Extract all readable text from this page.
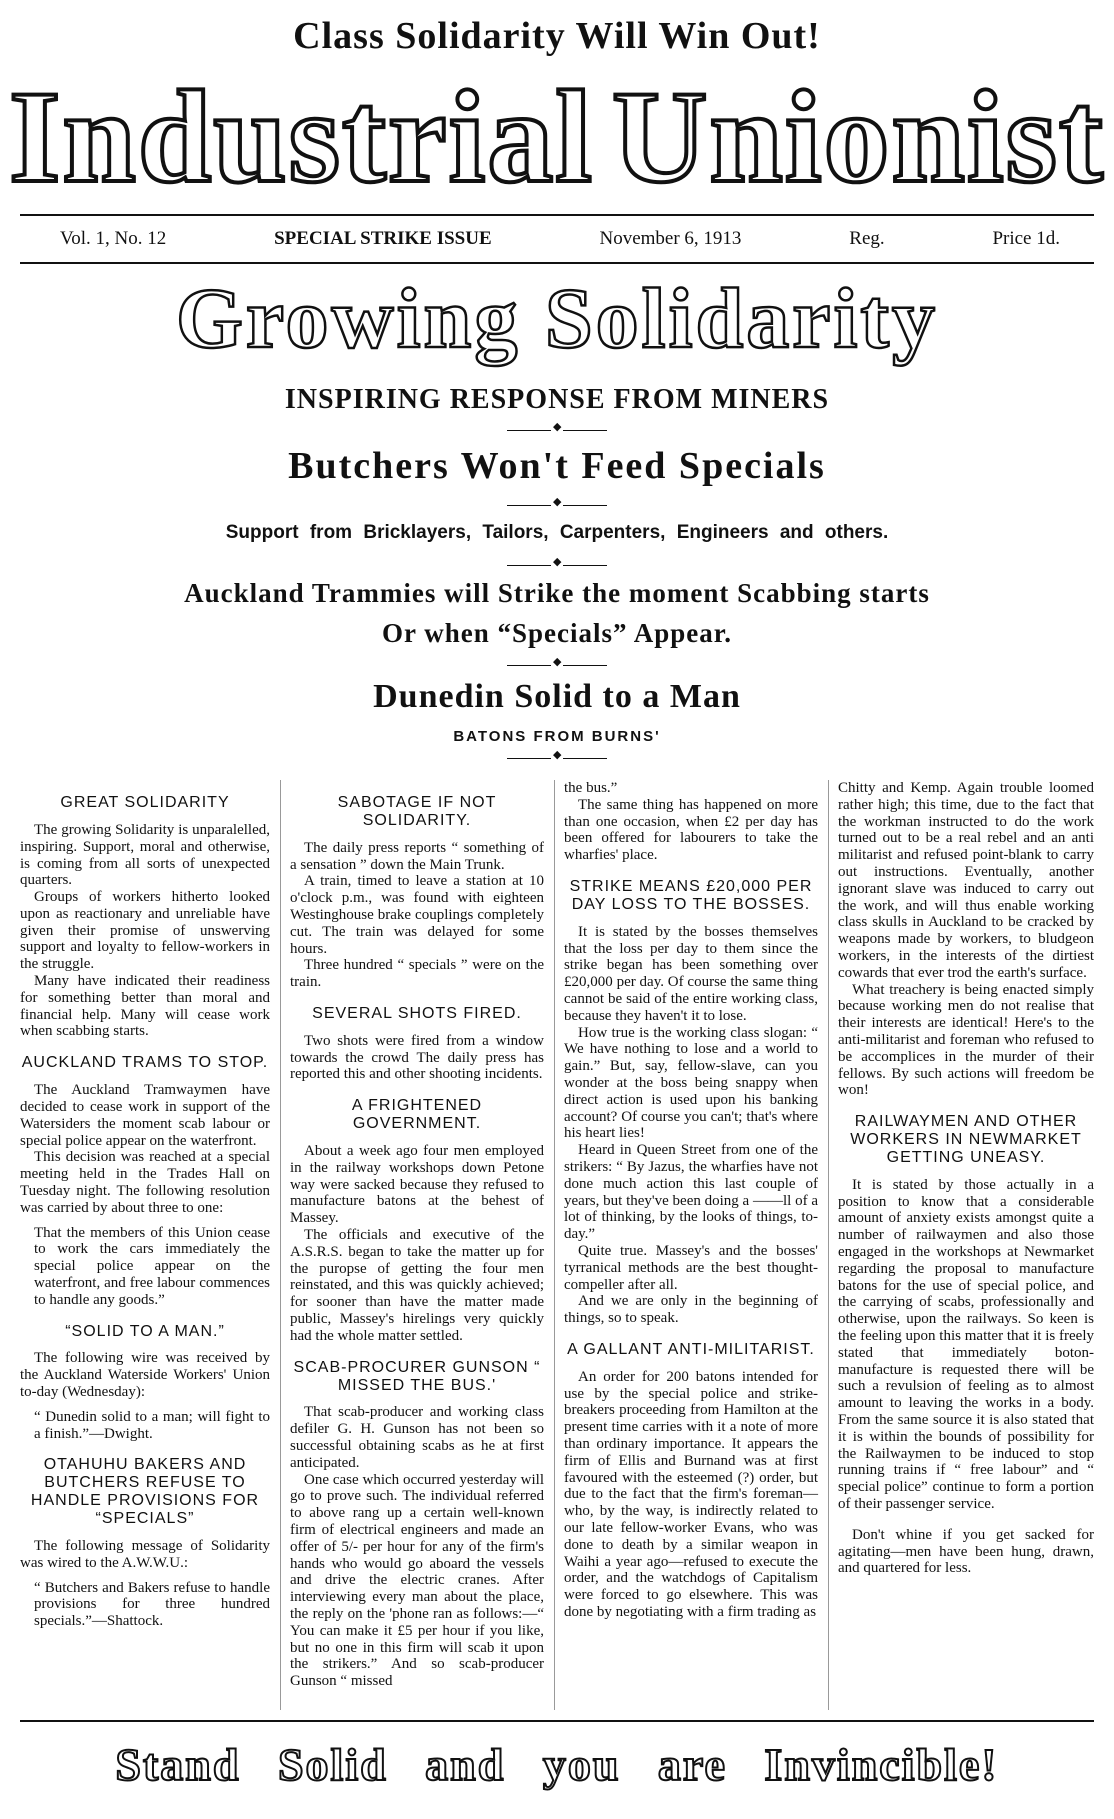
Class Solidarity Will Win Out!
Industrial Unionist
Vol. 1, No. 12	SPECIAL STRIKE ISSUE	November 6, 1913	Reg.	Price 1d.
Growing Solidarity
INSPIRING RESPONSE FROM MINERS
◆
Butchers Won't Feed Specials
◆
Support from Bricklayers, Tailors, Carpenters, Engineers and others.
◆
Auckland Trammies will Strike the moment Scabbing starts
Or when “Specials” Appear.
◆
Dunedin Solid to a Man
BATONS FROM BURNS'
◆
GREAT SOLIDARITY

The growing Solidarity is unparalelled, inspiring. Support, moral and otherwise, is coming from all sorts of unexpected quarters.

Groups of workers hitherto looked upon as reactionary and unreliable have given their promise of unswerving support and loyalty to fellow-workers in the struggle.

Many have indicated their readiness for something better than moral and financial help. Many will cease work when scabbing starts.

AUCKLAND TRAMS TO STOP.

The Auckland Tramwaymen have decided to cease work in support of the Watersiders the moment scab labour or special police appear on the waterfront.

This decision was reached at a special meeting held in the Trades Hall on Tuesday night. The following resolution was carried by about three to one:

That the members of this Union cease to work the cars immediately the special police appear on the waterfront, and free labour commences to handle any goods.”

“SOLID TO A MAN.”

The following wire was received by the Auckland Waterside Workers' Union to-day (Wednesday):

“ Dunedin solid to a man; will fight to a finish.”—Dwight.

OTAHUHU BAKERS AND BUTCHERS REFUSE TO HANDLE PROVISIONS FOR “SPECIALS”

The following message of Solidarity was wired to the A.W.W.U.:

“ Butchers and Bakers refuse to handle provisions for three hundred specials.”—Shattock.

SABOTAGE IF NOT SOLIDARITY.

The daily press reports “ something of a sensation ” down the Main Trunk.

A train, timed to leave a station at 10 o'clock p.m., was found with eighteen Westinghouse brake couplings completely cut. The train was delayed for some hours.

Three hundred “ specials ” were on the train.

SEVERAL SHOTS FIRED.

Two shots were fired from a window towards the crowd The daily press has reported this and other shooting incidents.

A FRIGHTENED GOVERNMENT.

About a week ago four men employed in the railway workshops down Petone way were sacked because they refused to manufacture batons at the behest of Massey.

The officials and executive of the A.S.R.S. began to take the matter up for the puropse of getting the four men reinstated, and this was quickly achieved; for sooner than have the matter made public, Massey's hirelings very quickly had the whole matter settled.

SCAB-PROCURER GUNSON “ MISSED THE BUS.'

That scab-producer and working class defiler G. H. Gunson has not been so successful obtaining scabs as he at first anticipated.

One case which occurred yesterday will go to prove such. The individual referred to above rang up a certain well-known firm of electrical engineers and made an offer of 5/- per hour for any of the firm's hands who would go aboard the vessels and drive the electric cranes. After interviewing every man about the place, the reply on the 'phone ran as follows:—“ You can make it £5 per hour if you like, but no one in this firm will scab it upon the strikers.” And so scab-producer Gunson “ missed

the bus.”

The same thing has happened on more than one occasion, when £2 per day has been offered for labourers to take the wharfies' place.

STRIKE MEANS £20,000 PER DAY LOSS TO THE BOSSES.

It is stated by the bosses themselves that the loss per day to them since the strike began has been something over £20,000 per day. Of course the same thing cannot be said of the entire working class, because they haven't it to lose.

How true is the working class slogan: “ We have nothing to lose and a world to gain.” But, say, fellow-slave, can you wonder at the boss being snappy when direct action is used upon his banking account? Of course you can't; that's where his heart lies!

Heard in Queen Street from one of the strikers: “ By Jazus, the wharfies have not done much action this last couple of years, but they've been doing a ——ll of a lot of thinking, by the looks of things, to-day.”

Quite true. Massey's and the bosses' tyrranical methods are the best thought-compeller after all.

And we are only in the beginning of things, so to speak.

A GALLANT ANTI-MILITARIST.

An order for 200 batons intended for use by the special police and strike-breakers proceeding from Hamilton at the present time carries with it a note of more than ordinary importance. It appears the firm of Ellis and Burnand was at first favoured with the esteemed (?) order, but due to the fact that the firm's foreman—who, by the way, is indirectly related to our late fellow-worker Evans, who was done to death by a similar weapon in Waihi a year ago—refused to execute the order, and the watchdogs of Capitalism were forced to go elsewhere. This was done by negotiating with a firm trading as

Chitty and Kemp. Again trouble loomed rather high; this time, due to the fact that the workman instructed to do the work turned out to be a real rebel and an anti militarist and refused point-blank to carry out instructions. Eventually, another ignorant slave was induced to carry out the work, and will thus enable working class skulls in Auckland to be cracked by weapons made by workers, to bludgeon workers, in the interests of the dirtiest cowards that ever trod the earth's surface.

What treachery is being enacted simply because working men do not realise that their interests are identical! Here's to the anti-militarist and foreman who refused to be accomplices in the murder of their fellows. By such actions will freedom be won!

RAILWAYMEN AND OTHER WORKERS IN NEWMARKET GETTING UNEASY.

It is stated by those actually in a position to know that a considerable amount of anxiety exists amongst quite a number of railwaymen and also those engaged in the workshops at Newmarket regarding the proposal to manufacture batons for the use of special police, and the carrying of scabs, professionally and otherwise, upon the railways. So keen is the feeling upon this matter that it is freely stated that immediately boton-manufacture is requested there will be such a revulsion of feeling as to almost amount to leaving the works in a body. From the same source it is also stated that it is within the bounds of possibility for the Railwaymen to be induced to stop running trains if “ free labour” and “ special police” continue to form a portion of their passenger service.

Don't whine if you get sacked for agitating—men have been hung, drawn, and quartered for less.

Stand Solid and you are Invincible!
:::::
_What to produce_
Look through the lines above and collect those with the word "true".

_Reply_
How true is the working class slogan: “ We have nothing to lose and a world to gain.” But, say, fellow-slave, can you wonder at the boss being snappy when direct action is used upon his banking account? Of course you can't; that's where his heart lies!
Quite true. Massey's and the bosses' tyrranical methods are the best thought-compeller after all.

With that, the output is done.